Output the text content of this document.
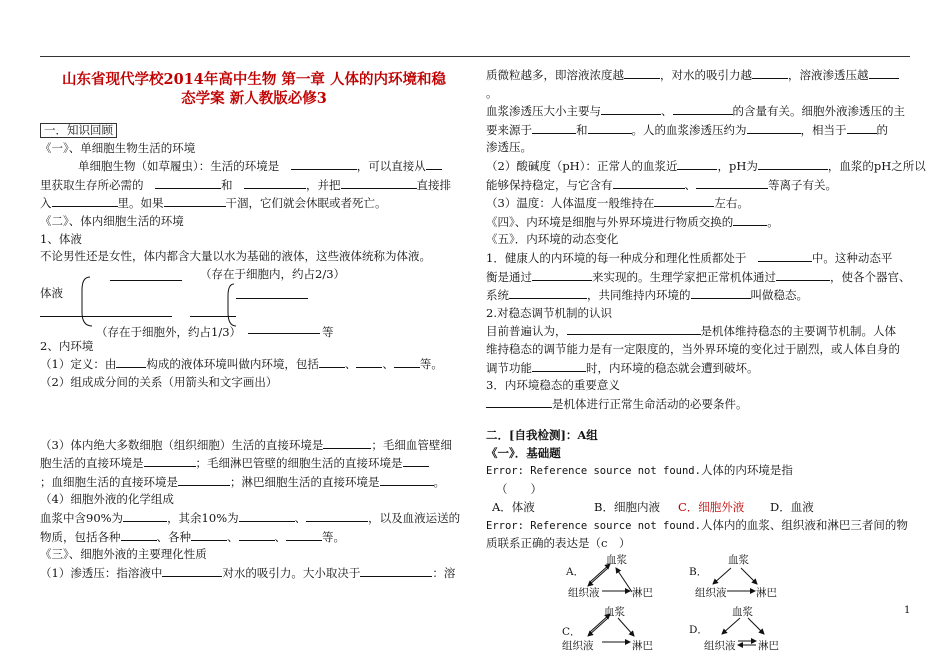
山东省现代学校2014年高中生物 第一章 人体的内环境和稳
态学案 新人教版必修3
一．知识回顾
《一》、单细胞生物生活的环境
单细胞生物（如草履虫）：生活的环境是　	，可以直接从
里获取生存所必需的　	和　	，并把	直接排
入	里。如果	干涸，它们就会休眠或者死亡。
《二》、体内细胞生活的环境
1、体液
不论男性还是女性，体内都含大量以水为基础的液体，这些液体统称为体液。
（存在于细胞内，约占2/3）
体液
（存在于细胞外，约占1/3）	等
2、内环境
（1）定义：由	构成的液体环境叫做内环境，包括 、 、 等。
（2）组成成分间的关系（用箭头和文字画出）
（3）体内绝大多数细胞（组织细胞）生活的直接环境是	；毛细血管壁细
胞生活的直接环境是	；毛细淋巴管壁的细胞生活的直接环境是
；血细胞生活的直接环境是	；淋巴细胞生活的直接环境是	。
（4）细胞外液的化学组成
血浆中含90%为	，其余10%为	、	，以及血液运送的
物质，包括各种	、各种	、	、	等。
《三》、细胞外液的主要理化性质
（1）渗透压：指溶液中	对水的吸引力。大小取决于	：溶
质微粒越多，即溶液浓度越	，对水的吸引力越	，溶液渗透压越
。
血浆渗透压大小主要与	、	的含量有关。细胞外液渗透压的主
要来源于	和	。人的血浆渗透压约为	，相当于	的
渗透压。
（2）酸碱度（pH）：正常人的血浆近	，pH为	，血浆的pH之所以
能够保持稳定，与它含有	、	等离子有关。
（3）温度：人体温度一般维持在	左右。
《四》、内环境是细胞与外界环境进行物质交换的	。
《五》．内环境的动态变化
1．健康人的内环境的每一种成分和理化性质都处于　	中。这种动态平
衡是通过	来实现的。生理学家把正常机体通过	，使各个器官、
系统	，共同维持内环境的	叫做稳态。
2.对稳态调节机制的认识
目前普遍认为，	是机体维持稳态的主要调节机制。人体
维持稳态的调节能力是有一定限度的，当外界环境的变化过于剧烈，或人体自身的
调节功能	时，内环境的稳态就会遭到破坏。
3．内环境稳态的重要意义
是机体进行正常生命活动的必要条件。
二．[自我检测]：A组
《一》．基础题
Error: Reference source not found.人体的内环境是指
（　　）
A．体液	B．细胞内液 C．细胞外液 D．血液
Error: Reference source not found.人体内的血浆、组织液和淋巴三者间的物
质联系正确的表达是（c　）
A．
血浆
组织液	淋巴
B．
血浆
组织液	淋巴
C．
血浆
组织液	淋巴
D．
血浆
组织液 淋巴
1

-=-=-=-=-

REQUIRED WORK:
Go through the entries and return each line where the word "source" appears.

WRITTEN REPLY:
Error: Reference source not found.人体的内环境是指
Error: Reference source not found.人体内的血浆、组织液和淋巴三者间的物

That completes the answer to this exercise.